┌──

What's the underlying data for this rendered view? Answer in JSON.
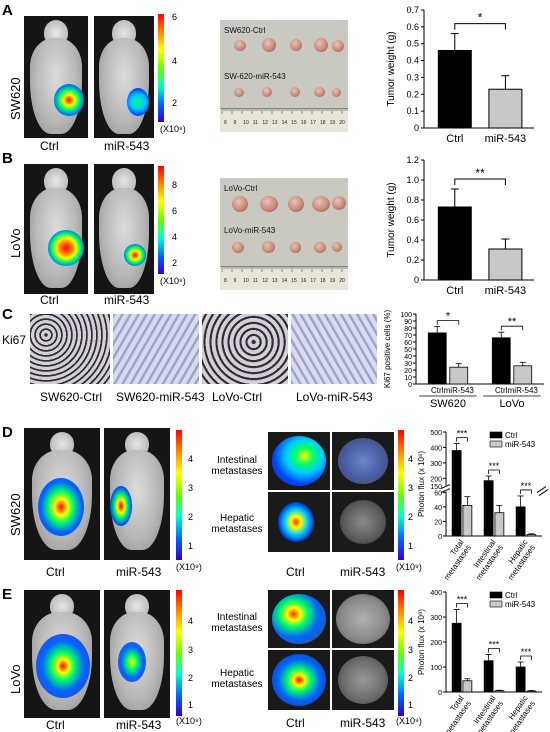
{
  "panels": {
    "A": {
      "letter": "A",
      "cell": "SW620",
      "ctrl": "Ctrl",
      "mir": "miR-543",
      "unit": "(X10⁸)",
      "ticks": [
        "6",
        "4",
        "2"
      ],
      "photo_ctrl": "SW620-Ctrl",
      "photo_mir": "SW-620-miR-543"
    },
    "B": {
      "letter": "B",
      "cell": "LoVo",
      "ctrl": "Ctrl",
      "mir": "miR-543",
      "unit": "(X10⁸)",
      "ticks": [
        "8",
        "6",
        "4",
        "2"
      ],
      "photo_ctrl": "LoVo-Ctrl",
      "photo_mir": "LoVo-miR-543"
    },
    "C": {
      "letter": "C",
      "stain": "Ki67",
      "captions": [
        "SW620-Ctrl",
        "SW620-miR-543",
        "LoVo-Ctrl",
        "LoVo-miR-543"
      ]
    },
    "D": {
      "letter": "D",
      "cell": "SW620",
      "ctrl": "Ctrl",
      "mir": "miR-543",
      "unit1": "(X10⁹)",
      "unit2": "(X10⁹)",
      "ticks1": [
        "4",
        "3",
        "2",
        "1"
      ],
      "ticks2": [
        "4",
        "3",
        "2",
        "1"
      ],
      "intestinal": "Intestinal metastases",
      "hepatic": "Hepatic metastases"
    },
    "E": {
      "letter": "E",
      "cell": "LoVo",
      "ctrl": "Ctrl",
      "mir": "miR-543",
      "unit1": "(X10⁹)",
      "unit2": "(X10⁹)",
      "ticks1": [
        "4",
        "3",
        "2",
        "1"
      ],
      "ticks2": [
        "4",
        "3",
        "2",
        "1"
      ],
      "intestinal": "Intestinal metastases",
      "hepatic": "Hepatic metastases"
    }
  },
  "ruler_numbers": [
    "8",
    "9",
    "10",
    "11",
    "12",
    "13",
    "14",
    "15",
    "16",
    "17",
    "18",
    "19",
    "20"
  ],
  "colors": {
    "ctrl": "#000000",
    "mir": "#c8c8c8"
  },
  "chart_data": [
    {
      "type": "bar",
      "id": "A",
      "categories": [
        "Ctrl",
        "miR-543"
      ],
      "values": [
        0.46,
        0.23
      ],
      "errors": [
        0.1,
        0.08
      ],
      "ylabel": "Tumor weight (g)",
      "ylim": [
        0,
        0.7
      ],
      "yticks": [
        "0",
        "0.1",
        "0.2",
        "0.3",
        "0.4",
        "0.5",
        "0.6",
        "0.7"
      ],
      "sig": "*"
    },
    {
      "type": "bar",
      "id": "B",
      "categories": [
        "Ctrl",
        "miR-543"
      ],
      "values": [
        0.73,
        0.31
      ],
      "errors": [
        0.18,
        0.1
      ],
      "ylabel": "Tumor weight (g)",
      "ylim": [
        0,
        1.2
      ],
      "yticks": [
        "0",
        "0.2",
        "0.4",
        "0.6",
        "0.8",
        "1.0",
        "1.2"
      ],
      "sig": "**"
    },
    {
      "type": "bar",
      "id": "C",
      "groups": [
        "SW620",
        "LoVo"
      ],
      "series": [
        {
          "name": "Ctrl",
          "values": [
            73,
            66
          ],
          "errors": [
            9,
            8
          ]
        },
        {
          "name": "miR-543",
          "values": [
            24,
            26
          ],
          "errors": [
            5,
            5
          ]
        }
      ],
      "ylabel": "Ki67 positive cells (%)",
      "ylim": [
        0,
        100
      ],
      "yticks": [
        "0",
        "10",
        "20",
        "30",
        "40",
        "50",
        "60",
        "70",
        "80",
        "90",
        "100"
      ],
      "sig": [
        "*",
        "**"
      ]
    },
    {
      "type": "bar",
      "id": "D",
      "groups": [
        "Total metastases",
        "Intestinal metastases",
        "Hepatic metastases"
      ],
      "series": [
        {
          "name": "Ctrl",
          "values": [
            380,
            185,
            40
          ],
          "errors": [
            45,
            30,
            15
          ]
        },
        {
          "name": "miR-543",
          "values": [
            42,
            32,
            2
          ],
          "errors": [
            12,
            10,
            1
          ]
        }
      ],
      "ylabel": "Photon flux (x 10⁸)",
      "ylim": [
        0,
        500
      ],
      "yticks": [
        "0",
        "20",
        "40",
        "60",
        "150",
        "200",
        "300",
        "400",
        "500"
      ],
      "broken_axis": true,
      "sig": [
        "***",
        "***",
        "***"
      ]
    },
    {
      "type": "bar",
      "id": "E",
      "groups": [
        "Total metastases",
        "Intestinal metastases",
        "Hepatic metastases"
      ],
      "series": [
        {
          "name": "Ctrl",
          "values": [
            275,
            125,
            100
          ],
          "errors": [
            55,
            25,
            20
          ]
        },
        {
          "name": "miR-543",
          "values": [
            45,
            5,
            4
          ],
          "errors": [
            8,
            2,
            2
          ]
        }
      ],
      "ylabel": "Photon flux (x 10⁸)",
      "ylim": [
        0,
        400
      ],
      "yticks": [
        "0",
        "100",
        "200",
        "300",
        "400"
      ],
      "sig": [
        "***",
        "***",
        "***"
      ]
    }
  ]
}
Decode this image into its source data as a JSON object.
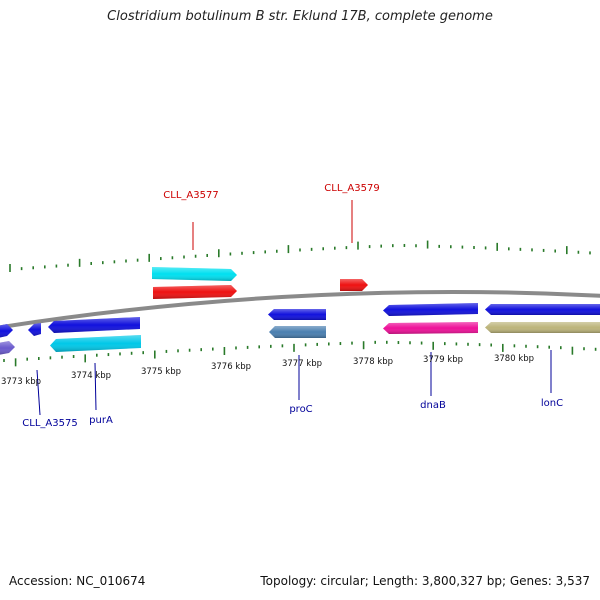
{
  "title": "Clostridium botulinum B str. Eklund 17B, complete genome",
  "footer": {
    "accession": "Accession: NC_010674",
    "topology": "Topology: circular; Length: 3,800,327 bp; Genes: 3,537"
  },
  "colors": {
    "backbone": "#8a8a8a",
    "tick": "#2a7a2a",
    "label_red": "#cc0000",
    "label_blue": "#000099"
  },
  "scale_labels": [
    "3773 kbp",
    "3774 kbp",
    "3775 kbp",
    "3776 kbp",
    "3777 kbp",
    "3778 kbp",
    "3779 kbp",
    "3780 kbp"
  ],
  "gene_labels": [
    {
      "text": "CLL_A3577",
      "color": "#cc0000"
    },
    {
      "text": "CLL_A3579",
      "color": "#cc0000"
    },
    {
      "text": "CLL_A3575",
      "color": "#000099"
    },
    {
      "text": "purA",
      "color": "#000099"
    },
    {
      "text": "proC",
      "color": "#000099"
    },
    {
      "text": "dnaB",
      "color": "#000099"
    },
    {
      "text": "lonC",
      "color": "#000099"
    }
  ],
  "features": [
    {
      "name": "gene-cll-a3577-cds",
      "color": "#00e0f0",
      "strand": "+"
    },
    {
      "name": "gene-cll-a3577",
      "color": "#ee1111",
      "strand": "+"
    },
    {
      "name": "gene-cll-a3579",
      "color": "#ee1111",
      "strand": "+"
    },
    {
      "name": "gene-left-partial-1",
      "color": "#1111dd",
      "strand": "+"
    },
    {
      "name": "gene-left-partial-2",
      "color": "#6a5acd",
      "strand": "+"
    },
    {
      "name": "gene-cll-a3575",
      "color": "#1111dd",
      "strand": "-"
    },
    {
      "name": "gene-purA",
      "color": "#1111dd",
      "strand": "-"
    },
    {
      "name": "gene-purA-cds",
      "color": "#00c8e8",
      "strand": "-"
    },
    {
      "name": "gene-proC",
      "color": "#1111dd",
      "strand": "-"
    },
    {
      "name": "gene-proC-cds",
      "color": "#4a7fb0",
      "strand": "-"
    },
    {
      "name": "gene-dnaB",
      "color": "#1111dd",
      "strand": "-"
    },
    {
      "name": "gene-dnaB-cds",
      "color": "#ee1199",
      "strand": "-"
    },
    {
      "name": "gene-lonC",
      "color": "#1111dd",
      "strand": "-"
    },
    {
      "name": "gene-lonC-cds",
      "color": "#bcb47a",
      "strand": "-"
    }
  ]
}
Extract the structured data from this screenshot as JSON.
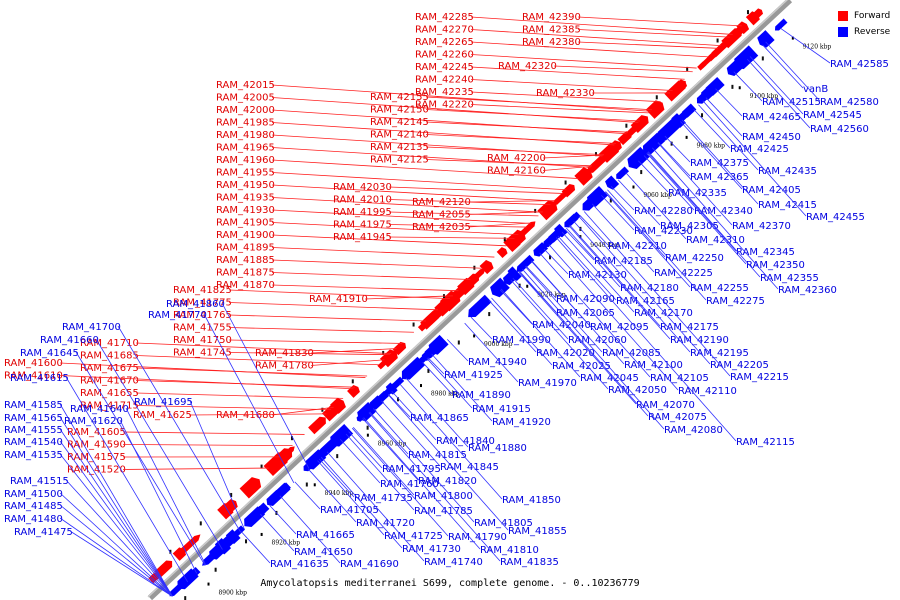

└──

Task description:
I'd like the records above given again exactly, please, without the pictures.

Exercise solution:
What's the underlying data for this rendered view? Answer in JSON.
{
  "panels": {
    "A": {
      "letter": "A",
      "cell": "SW620",
      "ctrl": "Ctrl",
      "mir": "miR-543",
      "unit": "(X10⁸)",
      "ticks": [
        "6",
        "4",
        "2"
      ],
      "photo_ctrl": "SW620-Ctrl",
      "photo_mir": "SW-620-miR-543"
    },
    "B": {
      "letter": "B",
      "cell": "LoVo",
      "ctrl": "Ctrl",
      "mir": "miR-543",
      "unit": "(X10⁸)",
      "ticks": [
        "8",
        "6",
        "4",
        "2"
      ],
      "photo_ctrl": "LoVo-Ctrl",
      "photo_mir": "LoVo-miR-543"
    },
    "C": {
      "letter": "C",
      "stain": "Ki67",
      "captions": [
        "SW620-Ctrl",
        "SW620-miR-543",
        "LoVo-Ctrl",
        "LoVo-miR-543"
      ]
    },
    "D": {
      "letter": "D",
      "cell": "SW620",
      "ctrl": "Ctrl",
      "mir": "miR-543",
      "unit1": "(X10⁹)",
      "unit2": "(X10⁹)",
      "ticks1": [
        "4",
        "3",
        "2",
        "1"
      ],
      "ticks2": [
        "4",
        "3",
        "2",
        "1"
      ],
      "intestinal": "Intestinal metastases",
      "hepatic": "Hepatic metastases"
    },
    "E": {
      "letter": "E",
      "cell": "LoVo",
      "ctrl": "Ctrl",
      "mir": "miR-543",
      "unit1": "(X10⁹)",
      "unit2": "(X10⁹)",
      "ticks1": [
        "4",
        "3",
        "2",
        "1"
      ],
      "ticks2": [
        "4",
        "3",
        "2",
        "1"
      ],
      "intestinal": "Intestinal metastases",
      "hepatic": "Hepatic metastases"
    }
  },
  "ruler_numbers": [
    "8",
    "9",
    "10",
    "11",
    "12",
    "13",
    "14",
    "15",
    "16",
    "17",
    "18",
    "19",
    "20"
  ],
  "colors": {
    "ctrl": "#000000",
    "mir": "#c8c8c8"
  },
  "chart_data": [
    {
      "type": "bar",
      "id": "A",
      "categories": [
        "Ctrl",
        "miR-543"
      ],
      "values": [
        0.46,
        0.23
      ],
      "errors": [
        0.1,
        0.08
      ],
      "ylabel": "Tumor weight (g)",
      "ylim": [
        0,
        0.7
      ],
      "yticks": [
        "0",
        "0.1",
        "0.2",
        "0.3",
        "0.4",
        "0.5",
        "0.6",
        "0.7"
      ],
      "sig": "*"
    },
    {
      "type": "bar",
      "id": "B",
      "categories": [
        "Ctrl",
        "miR-543"
      ],
      "values": [
        0.73,
        0.31
      ],
      "errors": [
        0.18,
        0.1
      ],
      "ylabel": "Tumor weight (g)",
      "ylim": [
        0,
        1.2
      ],
      "yticks": [
        "0",
        "0.2",
        "0.4",
        "0.6",
        "0.8",
        "1.0",
        "1.2"
      ],
      "sig": "**"
    },
    {
      "type": "bar",
      "id": "C",
      "groups": [
        "SW620",
        "LoVo"
      ],
      "series": [
        {
          "name": "Ctrl",
          "values": [
            73,
            66
          ],
          "errors": [
            9,
            8
          ]
        },
        {
          "name": "miR-543",
          "values": [
            24,
            26
          ],
          "errors": [
            5,
            5
          ]
        }
      ],
      "ylabel": "Ki67 positive cells (%)",
      "ylim": [
        0,
        100
      ],
      "yticks": [
        "0",
        "10",
        "20",
        "30",
        "40",
        "50",
        "60",
        "70",
        "80",
        "90",
        "100"
      ],
      "sig": [
        "*",
        "**"
      ]
    },
    {
      "type": "bar",
      "id": "D",
      "groups": [
        "Total metastases",
        "Intestinal metastases",
        "Hepatic metastases"
      ],
      "series": [
        {
          "name": "Ctrl",
          "values": [
            380,
            185,
            40
          ],
          "errors": [
            45,
            30,
            15
          ]
        },
        {
          "name": "miR-543",
          "values": [
            42,
            32,
            2
          ],
          "errors": [
            12,
            10,
            1
          ]
        }
      ],
      "ylabel": "Photon flux (x 10⁸)",
      "ylim": [
        0,
        500
      ],
      "yticks": [
        "0",
        "20",
        "40",
        "60",
        "150",
        "200",
        "300",
        "400",
        "500"
      ],
      "broken_axis": true,
      "sig": [
        "***",
        "***",
        "***"
      ]
    },
    {
      "type": "bar",
      "id": "E",
      "groups": [
        "Total metastases",
        "Intestinal metastases",
        "Hepatic metastases"
      ],
      "series": [
        {
          "name": "Ctrl",
          "values": [
            275,
            125,
            100
          ],
          "errors": [
            55,
            25,
            20
          ]
        },
        {
          "name": "miR-543",
          "values": [
            45,
            5,
            4
          ],
          "errors": [
            8,
            2,
            2
          ]
        }
      ],
      "ylabel": "Photon flux (x 10⁸)",
      "ylim": [
        0,
        400
      ],
      "yticks": [
        "0",
        "100",
        "200",
        "300",
        "400"
      ],
      "sig": [
        "***",
        "***",
        "***"
      ]
    }
  ]
}
Decode this image into its source data as a JSON object.
{
  "title": "Clostridium botulinum B str. Eklund 17B, complete genome",
  "footer": {
    "accession": "Accession: NC_010674",
    "topology": "Topology: circular; Length: 3,800,327 bp; Genes: 3,537"
  },
  "colors": {
    "backbone": "#8a8a8a",
    "tick": "#2a7a2a",
    "label_red": "#cc0000",
    "label_blue": "#000099"
  },
  "scale_labels": [
    "3773 kbp",
    "3774 kbp",
    "3775 kbp",
    "3776 kbp",
    "3777 kbp",
    "3778 kbp",
    "3779 kbp",
    "3780 kbp"
  ],
  "gene_labels": [
    {
      "text": "CLL_A3577",
      "color": "#cc0000"
    },
    {
      "text": "CLL_A3579",
      "color": "#cc0000"
    },
    {
      "text": "CLL_A3575",
      "color": "#000099"
    },
    {
      "text": "purA",
      "color": "#000099"
    },
    {
      "text": "proC",
      "color": "#000099"
    },
    {
      "text": "dnaB",
      "color": "#000099"
    },
    {
      "text": "lonC",
      "color": "#000099"
    }
  ],
  "features": [
    {
      "name": "gene-cll-a3577-cds",
      "color": "#00e0f0",
      "strand": "+"
    },
    {
      "name": "gene-cll-a3577",
      "color": "#ee1111",
      "strand": "+"
    },
    {
      "name": "gene-cll-a3579",
      "color": "#ee1111",
      "strand": "+"
    },
    {
      "name": "gene-left-partial-1",
      "color": "#1111dd",
      "strand": "+"
    },
    {
      "name": "gene-left-partial-2",
      "color": "#6a5acd",
      "strand": "+"
    },
    {
      "name": "gene-cll-a3575",
      "color": "#1111dd",
      "strand": "-"
    },
    {
      "name": "gene-purA",
      "color": "#1111dd",
      "strand": "-"
    },
    {
      "name": "gene-purA-cds",
      "color": "#00c8e8",
      "strand": "-"
    },
    {
      "name": "gene-proC",
      "color": "#1111dd",
      "strand": "-"
    },
    {
      "name": "gene-proC-cds",
      "color": "#4a7fb0",
      "strand": "-"
    },
    {
      "name": "gene-dnaB",
      "color": "#1111dd",
      "strand": "-"
    },
    {
      "name": "gene-dnaB-cds",
      "color": "#ee1199",
      "strand": "-"
    },
    {
      "name": "gene-lonC",
      "color": "#1111dd",
      "strand": "-"
    },
    {
      "name": "gene-lonC-cds",
      "color": "#bcb47a",
      "strand": "-"
    }
  ]
}
Extract the structured data from this screenshot as JSON.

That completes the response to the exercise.